*Directions for this task:* Output the records. Match them exactly.

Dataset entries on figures
◆ ◆ ◆ ◆ ◆ ◆ ◆

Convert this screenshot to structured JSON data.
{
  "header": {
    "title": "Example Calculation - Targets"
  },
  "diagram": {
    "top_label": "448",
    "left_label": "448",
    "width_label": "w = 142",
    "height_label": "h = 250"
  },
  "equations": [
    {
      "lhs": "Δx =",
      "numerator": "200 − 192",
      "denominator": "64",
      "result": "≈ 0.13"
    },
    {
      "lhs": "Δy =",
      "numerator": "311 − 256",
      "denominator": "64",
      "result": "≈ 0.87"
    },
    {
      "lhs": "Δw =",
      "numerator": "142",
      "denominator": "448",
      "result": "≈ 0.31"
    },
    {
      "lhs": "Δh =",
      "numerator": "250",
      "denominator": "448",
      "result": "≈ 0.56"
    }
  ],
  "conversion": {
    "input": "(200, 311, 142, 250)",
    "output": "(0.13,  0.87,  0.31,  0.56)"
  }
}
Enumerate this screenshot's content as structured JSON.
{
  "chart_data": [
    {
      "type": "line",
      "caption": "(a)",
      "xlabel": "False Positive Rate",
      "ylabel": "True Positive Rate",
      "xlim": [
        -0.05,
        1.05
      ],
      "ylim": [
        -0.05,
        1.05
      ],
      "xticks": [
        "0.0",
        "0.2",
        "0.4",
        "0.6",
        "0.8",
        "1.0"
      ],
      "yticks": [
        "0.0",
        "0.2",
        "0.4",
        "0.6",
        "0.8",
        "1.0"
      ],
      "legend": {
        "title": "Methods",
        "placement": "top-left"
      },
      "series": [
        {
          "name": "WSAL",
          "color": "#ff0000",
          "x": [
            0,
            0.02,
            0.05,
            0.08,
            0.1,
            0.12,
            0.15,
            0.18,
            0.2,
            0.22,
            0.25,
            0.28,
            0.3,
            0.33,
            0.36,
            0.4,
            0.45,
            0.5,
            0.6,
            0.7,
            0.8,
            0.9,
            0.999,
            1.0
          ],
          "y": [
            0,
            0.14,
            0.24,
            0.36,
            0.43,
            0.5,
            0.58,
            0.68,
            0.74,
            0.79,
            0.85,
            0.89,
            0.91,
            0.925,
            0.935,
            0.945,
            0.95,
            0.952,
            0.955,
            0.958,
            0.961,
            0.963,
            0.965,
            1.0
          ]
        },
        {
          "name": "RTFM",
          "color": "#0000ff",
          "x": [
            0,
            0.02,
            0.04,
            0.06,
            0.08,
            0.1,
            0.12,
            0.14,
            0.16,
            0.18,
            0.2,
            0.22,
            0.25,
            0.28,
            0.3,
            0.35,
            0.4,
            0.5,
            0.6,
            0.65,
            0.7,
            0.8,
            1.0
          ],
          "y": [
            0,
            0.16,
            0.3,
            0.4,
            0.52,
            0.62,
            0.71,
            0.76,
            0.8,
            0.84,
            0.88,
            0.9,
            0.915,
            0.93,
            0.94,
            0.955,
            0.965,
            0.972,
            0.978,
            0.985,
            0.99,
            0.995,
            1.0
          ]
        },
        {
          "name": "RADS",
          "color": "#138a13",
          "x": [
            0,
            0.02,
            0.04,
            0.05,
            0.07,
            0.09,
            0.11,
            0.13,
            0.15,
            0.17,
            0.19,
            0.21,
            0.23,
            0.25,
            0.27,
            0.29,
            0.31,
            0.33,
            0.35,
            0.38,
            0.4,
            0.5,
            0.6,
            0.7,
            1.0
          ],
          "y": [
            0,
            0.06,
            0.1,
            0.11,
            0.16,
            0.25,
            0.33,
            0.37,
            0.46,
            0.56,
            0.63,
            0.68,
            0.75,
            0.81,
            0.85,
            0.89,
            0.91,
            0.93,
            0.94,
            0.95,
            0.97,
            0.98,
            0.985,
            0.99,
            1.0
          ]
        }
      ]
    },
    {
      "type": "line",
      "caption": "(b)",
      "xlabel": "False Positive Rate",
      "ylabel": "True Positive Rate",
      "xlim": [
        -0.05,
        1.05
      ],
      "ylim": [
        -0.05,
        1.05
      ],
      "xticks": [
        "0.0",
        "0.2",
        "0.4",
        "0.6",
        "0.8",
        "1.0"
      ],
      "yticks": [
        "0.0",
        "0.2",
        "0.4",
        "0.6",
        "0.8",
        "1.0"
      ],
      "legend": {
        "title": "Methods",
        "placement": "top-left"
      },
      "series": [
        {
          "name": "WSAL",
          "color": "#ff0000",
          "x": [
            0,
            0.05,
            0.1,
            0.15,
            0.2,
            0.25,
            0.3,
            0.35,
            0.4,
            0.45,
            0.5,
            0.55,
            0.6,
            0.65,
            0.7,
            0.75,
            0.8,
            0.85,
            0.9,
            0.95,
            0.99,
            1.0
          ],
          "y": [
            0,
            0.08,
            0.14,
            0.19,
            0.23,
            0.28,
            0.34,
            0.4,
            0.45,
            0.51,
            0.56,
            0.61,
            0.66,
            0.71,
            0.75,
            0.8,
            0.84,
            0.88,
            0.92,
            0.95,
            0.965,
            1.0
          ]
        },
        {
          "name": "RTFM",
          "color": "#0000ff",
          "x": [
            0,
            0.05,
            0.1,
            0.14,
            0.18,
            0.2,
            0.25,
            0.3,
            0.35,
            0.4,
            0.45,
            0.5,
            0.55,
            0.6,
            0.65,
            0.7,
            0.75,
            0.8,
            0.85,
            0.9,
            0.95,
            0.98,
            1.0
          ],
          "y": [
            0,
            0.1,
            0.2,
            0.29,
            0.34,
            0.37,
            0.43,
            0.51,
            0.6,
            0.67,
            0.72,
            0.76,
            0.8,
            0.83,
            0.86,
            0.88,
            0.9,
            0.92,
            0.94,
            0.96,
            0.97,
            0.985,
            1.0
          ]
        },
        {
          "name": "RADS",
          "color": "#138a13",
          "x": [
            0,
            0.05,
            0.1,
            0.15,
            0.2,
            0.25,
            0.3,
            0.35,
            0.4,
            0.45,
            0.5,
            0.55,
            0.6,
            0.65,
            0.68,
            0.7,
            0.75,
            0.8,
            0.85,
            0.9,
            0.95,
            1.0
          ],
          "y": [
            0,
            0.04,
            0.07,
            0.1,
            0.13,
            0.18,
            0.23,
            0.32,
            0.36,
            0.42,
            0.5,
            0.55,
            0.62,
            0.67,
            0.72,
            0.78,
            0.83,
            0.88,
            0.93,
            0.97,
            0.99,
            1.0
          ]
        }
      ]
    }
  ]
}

◆ ◆ ◆ ◆ ◆ ◆ ◆

*Answer to the exercise:*
Convert this screenshot to structured JSON data.
{
  "header": {
    "title": "Example Calculation - Targets"
  },
  "diagram": {
    "top_label": "448",
    "left_label": "448",
    "width_label": "w = 142",
    "height_label": "h = 250"
  },
  "equations": [
    {
      "lhs": "Δx =",
      "numerator": "200 − 192",
      "denominator": "64",
      "result": "≈ 0.13"
    },
    {
      "lhs": "Δy =",
      "numerator": "311 − 256",
      "denominator": "64",
      "result": "≈ 0.87"
    },
    {
      "lhs": "Δw =",
      "numerator": "142",
      "denominator": "448",
      "result": "≈ 0.31"
    },
    {
      "lhs": "Δh =",
      "numerator": "250",
      "denominator": "448",
      "result": "≈ 0.56"
    }
  ],
  "conversion": {
    "input": "(200, 311, 142, 250)",
    "output": "(0.13,  0.87,  0.31,  0.56)"
  }
}
Enumerate this screenshot's content as structured JSON.
{
  "chart_data": [
    {
      "type": "line",
      "caption": "(a)",
      "xlabel": "False Positive Rate",
      "ylabel": "True Positive Rate",
      "xlim": [
        -0.05,
        1.05
      ],
      "ylim": [
        -0.05,
        1.05
      ],
      "xticks": [
        "0.0",
        "0.2",
        "0.4",
        "0.6",
        "0.8",
        "1.0"
      ],
      "yticks": [
        "0.0",
        "0.2",
        "0.4",
        "0.6",
        "0.8",
        "1.0"
      ],
      "legend": {
        "title": "Methods",
        "placement": "top-left"
      },
      "series": [
        {
          "name": "WSAL",
          "color": "#ff0000",
          "x": [
            0,
            0.02,
            0.05,
            0.08,
            0.1,
            0.12,
            0.15,
            0.18,
            0.2,
            0.22,
            0.25,
            0.28,
            0.3,
            0.33,
            0.36,
            0.4,
            0.45,
            0.5,
            0.6,
            0.7,
            0.8,
            0.9,
            0.999,
            1.0
          ],
          "y": [
            0,
            0.14,
            0.24,
            0.36,
            0.43,
            0.5,
            0.58,
            0.68,
            0.74,
            0.79,
            0.85,
            0.89,
            0.91,
            0.925,
            0.935,
            0.945,
            0.95,
            0.952,
            0.955,
            0.958,
            0.961,
            0.963,
            0.965,
            1.0
          ]
        },
        {
          "name": "RTFM",
          "color": "#0000ff",
          "x": [
            0,
            0.02,
            0.04,
            0.06,
            0.08,
            0.1,
            0.12,
            0.14,
            0.16,
            0.18,
            0.2,
            0.22,
            0.25,
            0.28,
            0.3,
            0.35,
            0.4,
            0.5,
            0.6,
            0.65,
            0.7,
            0.8,
            1.0
          ],
          "y": [
            0,
            0.16,
            0.3,
            0.4,
            0.52,
            0.62,
            0.71,
            0.76,
            0.8,
            0.84,
            0.88,
            0.9,
            0.915,
            0.93,
            0.94,
            0.955,
            0.965,
            0.972,
            0.978,
            0.985,
            0.99,
            0.995,
            1.0
          ]
        },
        {
          "name": "RADS",
          "color": "#138a13",
          "x": [
            0,
            0.02,
            0.04,
            0.05,
            0.07,
            0.09,
            0.11,
            0.13,
            0.15,
            0.17,
            0.19,
            0.21,
            0.23,
            0.25,
            0.27,
            0.29,
            0.31,
            0.33,
            0.35,
            0.38,
            0.4,
            0.5,
            0.6,
            0.7,
            1.0
          ],
          "y": [
            0,
            0.06,
            0.1,
            0.11,
            0.16,
            0.25,
            0.33,
            0.37,
            0.46,
            0.56,
            0.63,
            0.68,
            0.75,
            0.81,
            0.85,
            0.89,
            0.91,
            0.93,
            0.94,
            0.95,
            0.97,
            0.98,
            0.985,
            0.99,
            1.0
          ]
        }
      ]
    },
    {
      "type": "line",
      "caption": "(b)",
      "xlabel": "False Positive Rate",
      "ylabel": "True Positive Rate",
      "xlim": [
        -0.05,
        1.05
      ],
      "ylim": [
        -0.05,
        1.05
      ],
      "xticks": [
        "0.0",
        "0.2",
        "0.4",
        "0.6",
        "0.8",
        "1.0"
      ],
      "yticks": [
        "0.0",
        "0.2",
        "0.4",
        "0.6",
        "0.8",
        "1.0"
      ],
      "legend": {
        "title": "Methods",
        "placement": "top-left"
      },
      "series": [
        {
          "name": "WSAL",
          "color": "#ff0000",
          "x": [
            0,
            0.05,
            0.1,
            0.15,
            0.2,
            0.25,
            0.3,
            0.35,
            0.4,
            0.45,
            0.5,
            0.55,
            0.6,
            0.65,
            0.7,
            0.75,
            0.8,
            0.85,
            0.9,
            0.95,
            0.99,
            1.0
          ],
          "y": [
            0,
            0.08,
            0.14,
            0.19,
            0.23,
            0.28,
            0.34,
            0.4,
            0.45,
            0.51,
            0.56,
            0.61,
            0.66,
            0.71,
            0.75,
            0.8,
            0.84,
            0.88,
            0.92,
            0.95,
            0.965,
            1.0
          ]
        },
        {
          "name": "RTFM",
          "color": "#0000ff",
          "x": [
            0,
            0.05,
            0.1,
            0.14,
            0.18,
            0.2,
            0.25,
            0.3,
            0.35,
            0.4,
            0.45,
            0.5,
            0.55,
            0.6,
            0.65,
            0.7,
            0.75,
            0.8,
            0.85,
            0.9,
            0.95,
            0.98,
            1.0
          ],
          "y": [
            0,
            0.1,
            0.2,
            0.29,
            0.34,
            0.37,
            0.43,
            0.51,
            0.6,
            0.67,
            0.72,
            0.76,
            0.8,
            0.83,
            0.86,
            0.88,
            0.9,
            0.92,
            0.94,
            0.96,
            0.97,
            0.985,
            1.0
          ]
        },
        {
          "name": "RADS",
          "color": "#138a13",
          "x": [
            0,
            0.05,
            0.1,
            0.15,
            0.2,
            0.25,
            0.3,
            0.35,
            0.4,
            0.45,
            0.5,
            0.55,
            0.6,
            0.65,
            0.68,
            0.7,
            0.75,
            0.8,
            0.85,
            0.9,
            0.95,
            1.0
          ],
          "y": [
            0,
            0.04,
            0.07,
            0.1,
            0.13,
            0.18,
            0.23,
            0.32,
            0.36,
            0.42,
            0.5,
            0.55,
            0.62,
            0.67,
            0.72,
            0.78,
            0.83,
            0.88,
            0.93,
            0.97,
            0.99,
            1.0
          ]
        }
      ]
    }
  ]
}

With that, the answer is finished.